Give every line of the material again, exactly as written.

>> Begin Data provided

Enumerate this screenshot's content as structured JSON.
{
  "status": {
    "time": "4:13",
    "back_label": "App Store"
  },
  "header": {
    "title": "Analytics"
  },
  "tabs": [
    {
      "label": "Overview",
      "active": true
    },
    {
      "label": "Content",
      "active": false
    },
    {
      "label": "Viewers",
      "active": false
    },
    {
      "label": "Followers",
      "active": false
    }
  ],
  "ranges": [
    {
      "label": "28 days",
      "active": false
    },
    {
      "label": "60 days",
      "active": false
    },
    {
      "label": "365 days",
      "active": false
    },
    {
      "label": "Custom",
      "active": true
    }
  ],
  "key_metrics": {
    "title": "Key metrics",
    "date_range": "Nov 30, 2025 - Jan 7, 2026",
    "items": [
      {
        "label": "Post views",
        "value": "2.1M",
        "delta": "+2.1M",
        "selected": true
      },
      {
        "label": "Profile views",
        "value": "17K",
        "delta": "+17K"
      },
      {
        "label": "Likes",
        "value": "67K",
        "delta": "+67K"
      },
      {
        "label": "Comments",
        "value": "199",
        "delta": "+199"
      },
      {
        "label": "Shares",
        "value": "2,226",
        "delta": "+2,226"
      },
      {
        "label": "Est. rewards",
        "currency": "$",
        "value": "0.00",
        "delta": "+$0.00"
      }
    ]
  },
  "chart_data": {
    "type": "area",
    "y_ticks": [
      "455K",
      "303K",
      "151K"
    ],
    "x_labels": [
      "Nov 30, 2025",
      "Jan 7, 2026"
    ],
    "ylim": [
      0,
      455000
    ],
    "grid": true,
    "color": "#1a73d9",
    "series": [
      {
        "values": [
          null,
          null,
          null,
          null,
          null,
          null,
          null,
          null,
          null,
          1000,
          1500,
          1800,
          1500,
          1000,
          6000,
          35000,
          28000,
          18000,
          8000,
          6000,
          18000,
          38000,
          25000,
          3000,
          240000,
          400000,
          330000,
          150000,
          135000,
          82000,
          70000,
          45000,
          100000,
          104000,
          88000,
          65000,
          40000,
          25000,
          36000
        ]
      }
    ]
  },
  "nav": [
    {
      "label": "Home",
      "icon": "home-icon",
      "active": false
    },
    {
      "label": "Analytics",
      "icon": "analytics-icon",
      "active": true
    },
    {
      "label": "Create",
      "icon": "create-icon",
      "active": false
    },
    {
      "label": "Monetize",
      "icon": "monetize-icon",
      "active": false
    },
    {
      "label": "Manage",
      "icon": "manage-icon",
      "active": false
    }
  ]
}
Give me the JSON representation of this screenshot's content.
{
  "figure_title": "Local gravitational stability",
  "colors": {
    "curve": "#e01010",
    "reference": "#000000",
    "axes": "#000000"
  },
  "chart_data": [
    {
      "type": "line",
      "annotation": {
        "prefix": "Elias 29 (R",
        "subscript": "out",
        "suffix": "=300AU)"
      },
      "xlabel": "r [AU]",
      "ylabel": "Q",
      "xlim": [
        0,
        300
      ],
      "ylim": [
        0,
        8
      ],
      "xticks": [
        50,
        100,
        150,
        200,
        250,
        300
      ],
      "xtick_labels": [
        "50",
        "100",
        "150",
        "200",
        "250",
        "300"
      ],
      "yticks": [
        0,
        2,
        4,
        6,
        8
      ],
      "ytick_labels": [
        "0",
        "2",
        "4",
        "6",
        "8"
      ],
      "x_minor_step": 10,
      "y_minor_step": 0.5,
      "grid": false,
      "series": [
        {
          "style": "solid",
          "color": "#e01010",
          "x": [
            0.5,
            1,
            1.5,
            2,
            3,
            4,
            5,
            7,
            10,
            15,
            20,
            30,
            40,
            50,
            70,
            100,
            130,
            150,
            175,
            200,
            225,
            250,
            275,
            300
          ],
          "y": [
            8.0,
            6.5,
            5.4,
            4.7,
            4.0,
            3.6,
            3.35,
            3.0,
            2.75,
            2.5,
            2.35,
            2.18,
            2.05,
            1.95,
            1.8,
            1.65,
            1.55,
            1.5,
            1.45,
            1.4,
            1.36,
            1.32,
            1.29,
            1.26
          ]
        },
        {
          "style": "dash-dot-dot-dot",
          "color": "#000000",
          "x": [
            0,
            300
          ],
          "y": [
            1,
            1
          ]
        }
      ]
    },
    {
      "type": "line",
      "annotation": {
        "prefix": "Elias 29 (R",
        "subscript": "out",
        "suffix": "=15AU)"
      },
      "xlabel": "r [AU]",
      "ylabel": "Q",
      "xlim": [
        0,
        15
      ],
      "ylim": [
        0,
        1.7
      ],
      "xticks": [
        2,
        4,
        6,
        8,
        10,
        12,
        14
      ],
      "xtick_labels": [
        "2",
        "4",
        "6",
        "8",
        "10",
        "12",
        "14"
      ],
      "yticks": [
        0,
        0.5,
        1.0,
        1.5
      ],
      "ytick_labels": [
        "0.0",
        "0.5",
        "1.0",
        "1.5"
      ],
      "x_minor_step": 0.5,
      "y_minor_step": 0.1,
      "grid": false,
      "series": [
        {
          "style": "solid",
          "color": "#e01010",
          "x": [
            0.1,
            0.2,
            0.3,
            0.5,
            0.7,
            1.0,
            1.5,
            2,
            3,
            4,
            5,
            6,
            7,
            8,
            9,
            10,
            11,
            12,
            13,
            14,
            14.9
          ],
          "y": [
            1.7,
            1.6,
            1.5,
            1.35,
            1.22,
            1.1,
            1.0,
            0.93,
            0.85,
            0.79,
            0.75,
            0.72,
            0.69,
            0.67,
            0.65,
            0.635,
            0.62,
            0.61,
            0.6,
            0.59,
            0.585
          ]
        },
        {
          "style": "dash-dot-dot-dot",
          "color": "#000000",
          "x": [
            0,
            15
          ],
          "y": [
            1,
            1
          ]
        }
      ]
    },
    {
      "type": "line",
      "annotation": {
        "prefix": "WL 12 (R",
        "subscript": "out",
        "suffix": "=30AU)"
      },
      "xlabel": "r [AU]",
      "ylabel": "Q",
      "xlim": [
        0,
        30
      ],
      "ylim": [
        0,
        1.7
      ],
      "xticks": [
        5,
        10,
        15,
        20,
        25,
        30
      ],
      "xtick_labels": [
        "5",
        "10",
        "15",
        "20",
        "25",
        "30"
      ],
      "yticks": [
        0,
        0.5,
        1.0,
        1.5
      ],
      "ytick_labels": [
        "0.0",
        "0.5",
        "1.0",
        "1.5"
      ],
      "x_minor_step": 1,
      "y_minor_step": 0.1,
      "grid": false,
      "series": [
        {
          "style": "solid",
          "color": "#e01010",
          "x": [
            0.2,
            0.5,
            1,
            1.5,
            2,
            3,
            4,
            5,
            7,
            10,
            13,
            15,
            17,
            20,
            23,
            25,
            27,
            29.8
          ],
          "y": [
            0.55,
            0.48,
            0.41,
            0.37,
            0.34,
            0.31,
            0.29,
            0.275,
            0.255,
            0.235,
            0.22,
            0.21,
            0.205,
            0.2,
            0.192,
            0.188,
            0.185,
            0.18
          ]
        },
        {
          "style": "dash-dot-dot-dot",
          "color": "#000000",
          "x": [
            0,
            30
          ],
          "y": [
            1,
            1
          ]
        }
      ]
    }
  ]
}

>> End Data provided

[Exercise solution]
Enumerate this screenshot's content as structured JSON.
{
  "status": {
    "time": "4:13",
    "back_label": "App Store"
  },
  "header": {
    "title": "Analytics"
  },
  "tabs": [
    {
      "label": "Overview",
      "active": true
    },
    {
      "label": "Content",
      "active": false
    },
    {
      "label": "Viewers",
      "active": false
    },
    {
      "label": "Followers",
      "active": false
    }
  ],
  "ranges": [
    {
      "label": "28 days",
      "active": false
    },
    {
      "label": "60 days",
      "active": false
    },
    {
      "label": "365 days",
      "active": false
    },
    {
      "label": "Custom",
      "active": true
    }
  ],
  "key_metrics": {
    "title": "Key metrics",
    "date_range": "Nov 30, 2025 - Jan 7, 2026",
    "items": [
      {
        "label": "Post views",
        "value": "2.1M",
        "delta": "+2.1M",
        "selected": true
      },
      {
        "label": "Profile views",
        "value": "17K",
        "delta": "+17K"
      },
      {
        "label": "Likes",
        "value": "67K",
        "delta": "+67K"
      },
      {
        "label": "Comments",
        "value": "199",
        "delta": "+199"
      },
      {
        "label": "Shares",
        "value": "2,226",
        "delta": "+2,226"
      },
      {
        "label": "Est. rewards",
        "currency": "$",
        "value": "0.00",
        "delta": "+$0.00"
      }
    ]
  },
  "chart_data": {
    "type": "area",
    "y_ticks": [
      "455K",
      "303K",
      "151K"
    ],
    "x_labels": [
      "Nov 30, 2025",
      "Jan 7, 2026"
    ],
    "ylim": [
      0,
      455000
    ],
    "grid": true,
    "color": "#1a73d9",
    "series": [
      {
        "values": [
          null,
          null,
          null,
          null,
          null,
          null,
          null,
          null,
          null,
          1000,
          1500,
          1800,
          1500,
          1000,
          6000,
          35000,
          28000,
          18000,
          8000,
          6000,
          18000,
          38000,
          25000,
          3000,
          240000,
          400000,
          330000,
          150000,
          135000,
          82000,
          70000,
          45000,
          100000,
          104000,
          88000,
          65000,
          40000,
          25000,
          36000
        ]
      }
    ]
  },
  "nav": [
    {
      "label": "Home",
      "icon": "home-icon",
      "active": false
    },
    {
      "label": "Analytics",
      "icon": "analytics-icon",
      "active": true
    },
    {
      "label": "Create",
      "icon": "create-icon",
      "active": false
    },
    {
      "label": "Monetize",
      "icon": "monetize-icon",
      "active": false
    },
    {
      "label": "Manage",
      "icon": "manage-icon",
      "active": false
    }
  ]
}
Give me the JSON representation of this screenshot's content.
{
  "figure_title": "Local gravitational stability",
  "colors": {
    "curve": "#e01010",
    "reference": "#000000",
    "axes": "#000000"
  },
  "chart_data": [
    {
      "type": "line",
      "annotation": {
        "prefix": "Elias 29 (R",
        "subscript": "out",
        "suffix": "=300AU)"
      },
      "xlabel": "r [AU]",
      "ylabel": "Q",
      "xlim": [
        0,
        300
      ],
      "ylim": [
        0,
        8
      ],
      "xticks": [
        50,
        100,
        150,
        200,
        250,
        300
      ],
      "xtick_labels": [
        "50",
        "100",
        "150",
        "200",
        "250",
        "300"
      ],
      "yticks": [
        0,
        2,
        4,
        6,
        8
      ],
      "ytick_labels": [
        "0",
        "2",
        "4",
        "6",
        "8"
      ],
      "x_minor_step": 10,
      "y_minor_step": 0.5,
      "grid": false,
      "series": [
        {
          "style": "solid",
          "color": "#e01010",
          "x": [
            0.5,
            1,
            1.5,
            2,
            3,
            4,
            5,
            7,
            10,
            15,
            20,
            30,
            40,
            50,
            70,
            100,
            130,
            150,
            175,
            200,
            225,
            250,
            275,
            300
          ],
          "y": [
            8.0,
            6.5,
            5.4,
            4.7,
            4.0,
            3.6,
            3.35,
            3.0,
            2.75,
            2.5,
            2.35,
            2.18,
            2.05,
            1.95,
            1.8,
            1.65,
            1.55,
            1.5,
            1.45,
            1.4,
            1.36,
            1.32,
            1.29,
            1.26
          ]
        },
        {
          "style": "dash-dot-dot-dot",
          "color": "#000000",
          "x": [
            0,
            300
          ],
          "y": [
            1,
            1
          ]
        }
      ]
    },
    {
      "type": "line",
      "annotation": {
        "prefix": "Elias 29 (R",
        "subscript": "out",
        "suffix": "=15AU)"
      },
      "xlabel": "r [AU]",
      "ylabel": "Q",
      "xlim": [
        0,
        15
      ],
      "ylim": [
        0,
        1.7
      ],
      "xticks": [
        2,
        4,
        6,
        8,
        10,
        12,
        14
      ],
      "xtick_labels": [
        "2",
        "4",
        "6",
        "8",
        "10",
        "12",
        "14"
      ],
      "yticks": [
        0,
        0.5,
        1.0,
        1.5
      ],
      "ytick_labels": [
        "0.0",
        "0.5",
        "1.0",
        "1.5"
      ],
      "x_minor_step": 0.5,
      "y_minor_step": 0.1,
      "grid": false,
      "series": [
        {
          "style": "solid",
          "color": "#e01010",
          "x": [
            0.1,
            0.2,
            0.3,
            0.5,
            0.7,
            1.0,
            1.5,
            2,
            3,
            4,
            5,
            6,
            7,
            8,
            9,
            10,
            11,
            12,
            13,
            14,
            14.9
          ],
          "y": [
            1.7,
            1.6,
            1.5,
            1.35,
            1.22,
            1.1,
            1.0,
            0.93,
            0.85,
            0.79,
            0.75,
            0.72,
            0.69,
            0.67,
            0.65,
            0.635,
            0.62,
            0.61,
            0.6,
            0.59,
            0.585
          ]
        },
        {
          "style": "dash-dot-dot-dot",
          "color": "#000000",
          "x": [
            0,
            15
          ],
          "y": [
            1,
            1
          ]
        }
      ]
    },
    {
      "type": "line",
      "annotation": {
        "prefix": "WL 12 (R",
        "subscript": "out",
        "suffix": "=30AU)"
      },
      "xlabel": "r [AU]",
      "ylabel": "Q",
      "xlim": [
        0,
        30
      ],
      "ylim": [
        0,
        1.7
      ],
      "xticks": [
        5,
        10,
        15,
        20,
        25,
        30
      ],
      "xtick_labels": [
        "5",
        "10",
        "15",
        "20",
        "25",
        "30"
      ],
      "yticks": [
        0,
        0.5,
        1.0,
        1.5
      ],
      "ytick_labels": [
        "0.0",
        "0.5",
        "1.0",
        "1.5"
      ],
      "x_minor_step": 1,
      "y_minor_step": 0.1,
      "grid": false,
      "series": [
        {
          "style": "solid",
          "color": "#e01010",
          "x": [
            0.2,
            0.5,
            1,
            1.5,
            2,
            3,
            4,
            5,
            7,
            10,
            13,
            15,
            17,
            20,
            23,
            25,
            27,
            29.8
          ],
          "y": [
            0.55,
            0.48,
            0.41,
            0.37,
            0.34,
            0.31,
            0.29,
            0.275,
            0.255,
            0.235,
            0.22,
            0.21,
            0.205,
            0.2,
            0.192,
            0.188,
            0.185,
            0.18
          ]
        },
        {
          "style": "dash-dot-dot-dot",
          "color": "#000000",
          "x": [
            0,
            30
          ],
          "y": [
            1,
            1
          ]
        }
      ]
    }
  ]
}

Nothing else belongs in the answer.